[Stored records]
══════════

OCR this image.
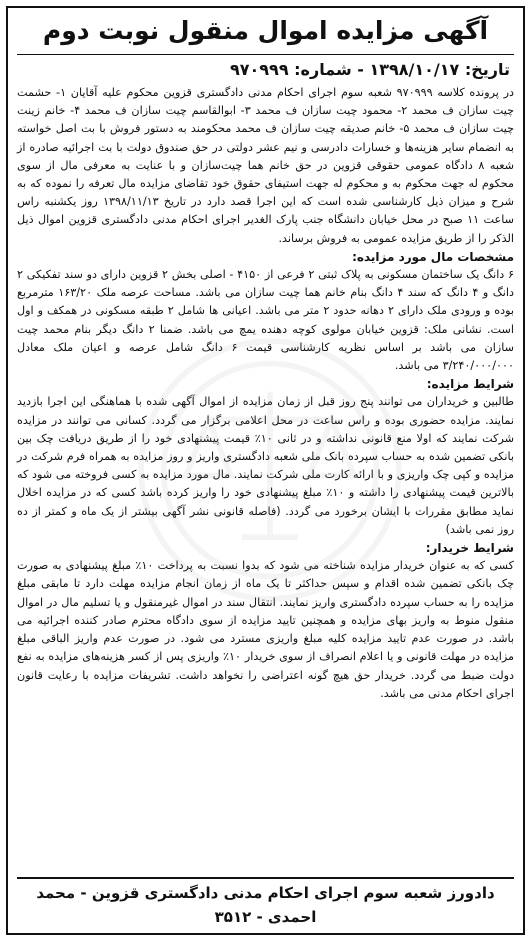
آگهی مزایده اموال منقول نوبت دوم
تاریخ: ۱۳۹۸/۱۰/۱۷ - شماره: ۹۷۰۹۹۹

در پرونده کلاسه ۹۷۰۹۹۹ شعبه سوم اجرای احکام مدنی دادگستری قزوین محکوم علیه آقایان ۱- حشمت چیت سازان ف محمد ۲- محمود چیت سازان ف محمد ۳- ابوالقاسم چیت سازان ف محمد ۴- خانم زینت چیت سازان ف محمد ۵- خانم صدیقه چیت سازان ف محمد محکومند به دستور فروش با بت اصل خواسته به انضمام سایر هزینه‌ها و خسارات دادرسی و نیم عشر دولتی در حق صندوق دولت با بت اجرائیه صادره از شعبه ۸ دادگاه عمومی حقوقی قزوین در حق خانم هما چیت‌سازان و با عنایت به معرفی مال از سوی محکوم له جهت محکوم به و محکوم له جهت استیفای حقوق خود تقاضای مزایده مال تعرفه را نموده که به شرح و میزان ذیل کارشناسی شده است که این اجرا قصد دارد در تاریخ ۱۳۹۸/۱۱/۱۳ روز یکشنبه راس ساعت ۱۱ صبح در محل خیابان دانشگاه جنب پارک الغدیر اجرای احکام مدنی دادگستری قزوین اموال ذیل الذکر را از طریق مزایده عمومی به فروش برساند.

مشخصات مال مورد مزایده:

۶ دانگ یک ساختمان مسکونی به پلاک ثبتی ۲ فرعی از ۴۱۵۰ - اصلی بخش ۲ قزوین دارای دو سند تفکیکی ۲ دانگ و ۴ دانگ که سند ۴ دانگ بنام خانم هما چیت سازان می باشد. مساحت عرصه ملک ۱۶۳/۲۰ مترمربع بوده و ورودی ملک دارای ۲ دهانه حدود ۲ متر می باشد. اعیانی ها شامل ۲ طبقه مسکونی در همکف و اول است. نشانی ملک: قزوین خیابان مولوی کوچه دهنده یمچ می باشد. ضمنا ۲ دانگ دیگر بنام محمد چیت سازان می باشد بر اساس نظریه کارشناسی قیمت ۶ دانگ شامل عرصه و اعیان ملک معادل ۳/۲۴۰/۰۰۰/۰۰۰ می باشد.

شرایط مزایده:

طالبین و خریداران می توانند پنج روز قبل از زمان مزایده از اموال آگهی شده با هماهنگی این اجرا بازدید نمایند. مزایده حضوری بوده و راس ساعت در محل اعلامی برگزار می گردد. کسانی می توانند در مزایده شرکت نمایند که اولا منع قانونی نداشته و در ثانی ۱۰٪ قیمت پیشنهادی خود را از طریق دریافت چک بین بانکی تضمین شده به حساب سپرده بانک ملی شعبه دادگستری واریز و روز مزایده به همراه فرم شرکت در مزایده و کپی چک واریزی و با ارائه کارت ملی شرکت نمایند. مال مورد مزایده به کسی فروخته می شود که بالاترین قیمت پیشنهادی را داشته و ۱۰٪ مبلغ پیشنهادی خود را واریز کرده باشد کسی که در مزایده اخلال نماید مطابق مقررات با ایشان برخورد می گردد. (فاصله قانونی نشر آگهی بیشتر از یک ماه و کمتر از ده روز نمی باشد)

شرایط خریدار:

کسی که به عنوان خریدار مزایده شناخته می شود که بدوا نسبت به پرداخت ۱۰٪ مبلغ پیشنهادی به صورت چک بانکی تضمین شده اقدام و سپس حداکثر تا یک ماه از زمان انجام مزایده مهلت دارد تا مابقی مبلغ مزایده را به حساب سپرده دادگستری واریز نمایند. انتقال سند در اموال غیرمنقول و یا تسلیم مال در اموال منقول منوط به واریز بهای مزایده و همچنین تایید مزایده از سوی دادگاه محترم صادر کننده اجرائیه می باشد. در صورت عدم تایید مزایده کلیه مبلغ واریزی مسترد می شود. در صورت عدم واریز الباقی مبلغ مزایده در مهلت قانونی و یا اعلام انصراف از سوی خریدار ۱۰٪ واریزی پس از کسر هزینه‌های مزایده به نفع دولت ضبط می گردد. خریدار حق هیچ گونه اعتراضی را نخواهد داشت. تشریفات مزایده با رعایت قانون اجرای احکام مدنی می باشد.

دادورز شعبه سوم اجرای احکام مدنی دادگستری قزوین - محمد احمدی - ۳۵۱۲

══════════

# What is expected:
Copy every record character for character. Skip the pictures.

# Full solution:
OCR this image.
آگهی مزایده اموال منقول نوبت دوم
تاریخ: ۱۳۹۸/۱۰/۱۷ - شماره: ۹۷۰۹۹۹

در پرونده کلاسه ۹۷۰۹۹۹ شعبه سوم اجرای احکام مدنی دادگستری قزوین محکوم علیه آقایان ۱- حشمت چیت سازان ف محمد ۲- محمود چیت سازان ف محمد ۳- ابوالقاسم چیت سازان ف محمد ۴- خانم زینت چیت سازان ف محمد ۵- خانم صدیقه چیت سازان ف محمد محکومند به دستور فروش با بت اصل خواسته به انضمام سایر هزینه‌ها و خسارات دادرسی و نیم عشر دولتی در حق صندوق دولت با بت اجرائیه صادره از شعبه ۸ دادگاه عمومی حقوقی قزوین در حق خانم هما چیت‌سازان و با عنایت به معرفی مال از سوی محکوم له جهت محکوم به و محکوم له جهت استیفای حقوق خود تقاضای مزایده مال تعرفه را نموده که به شرح و میزان ذیل کارشناسی شده است که این اجرا قصد دارد در تاریخ ۱۳۹۸/۱۱/۱۳ روز یکشنبه راس ساعت ۱۱ صبح در محل خیابان دانشگاه جنب پارک الغدیر اجرای احکام مدنی دادگستری قزوین اموال ذیل الذکر را از طریق مزایده عمومی به فروش برساند.

مشخصات مال مورد مزایده:

۶ دانگ یک ساختمان مسکونی به پلاک ثبتی ۲ فرعی از ۴۱۵۰ - اصلی بخش ۲ قزوین دارای دو سند تفکیکی ۲ دانگ و ۴ دانگ که سند ۴ دانگ بنام خانم هما چیت سازان می باشد. مساحت عرصه ملک ۱۶۳/۲۰ مترمربع بوده و ورودی ملک دارای ۲ دهانه حدود ۲ متر می باشد. اعیانی ها شامل ۲ طبقه مسکونی در همکف و اول است. نشانی ملک: قزوین خیابان مولوی کوچه دهنده یمچ می باشد. ضمنا ۲ دانگ دیگر بنام محمد چیت سازان می باشد بر اساس نظریه کارشناسی قیمت ۶ دانگ شامل عرصه و اعیان ملک معادل ۳/۲۴۰/۰۰۰/۰۰۰ می باشد.

شرایط مزایده:

طالبین و خریداران می توانند پنج روز قبل از زمان مزایده از اموال آگهی شده با هماهنگی این اجرا بازدید نمایند. مزایده حضوری بوده و راس ساعت در محل اعلامی برگزار می گردد. کسانی می توانند در مزایده شرکت نمایند که اولا منع قانونی نداشته و در ثانی ۱۰٪ قیمت پیشنهادی خود را از طریق دریافت چک بین بانکی تضمین شده به حساب سپرده بانک ملی شعبه دادگستری واریز و روز مزایده به همراه فرم شرکت در مزایده و کپی چک واریزی و با ارائه کارت ملی شرکت نمایند. مال مورد مزایده به کسی فروخته می شود که بالاترین قیمت پیشنهادی را داشته و ۱۰٪ مبلغ پیشنهادی خود را واریز کرده باشد کسی که در مزایده اخلال نماید مطابق مقررات با ایشان برخورد می گردد. (فاصله قانونی نشر آگهی بیشتر از یک ماه و کمتر از ده روز نمی باشد)

شرایط خریدار:

کسی که به عنوان خریدار مزایده شناخته می شود که بدوا نسبت به پرداخت ۱۰٪ مبلغ پیشنهادی به صورت چک بانکی تضمین شده اقدام و سپس حداکثر تا یک ماه از زمان انجام مزایده مهلت دارد تا مابقی مبلغ مزایده را به حساب سپرده دادگستری واریز نمایند. انتقال سند در اموال غیرمنقول و یا تسلیم مال در اموال منقول منوط به واریز بهای مزایده و همچنین تایید مزایده از سوی دادگاه محترم صادر کننده اجرائیه می باشد. در صورت عدم تایید مزایده کلیه مبلغ واریزی مسترد می شود. در صورت عدم واریز الباقی مبلغ مزایده در مهلت قانونی و یا اعلام انصراف از سوی خریدار ۱۰٪ واریزی پس از کسر هزینه‌های مزایده به نفع دولت ضبط می گردد. خریدار حق هیچ گونه اعتراضی را نخواهد داشت. تشریفات مزایده با رعایت قانون اجرای احکام مدنی می باشد.

دادورز شعبه سوم اجرای احکام مدنی دادگستری قزوین - محمد احمدی - ۳۵۱۲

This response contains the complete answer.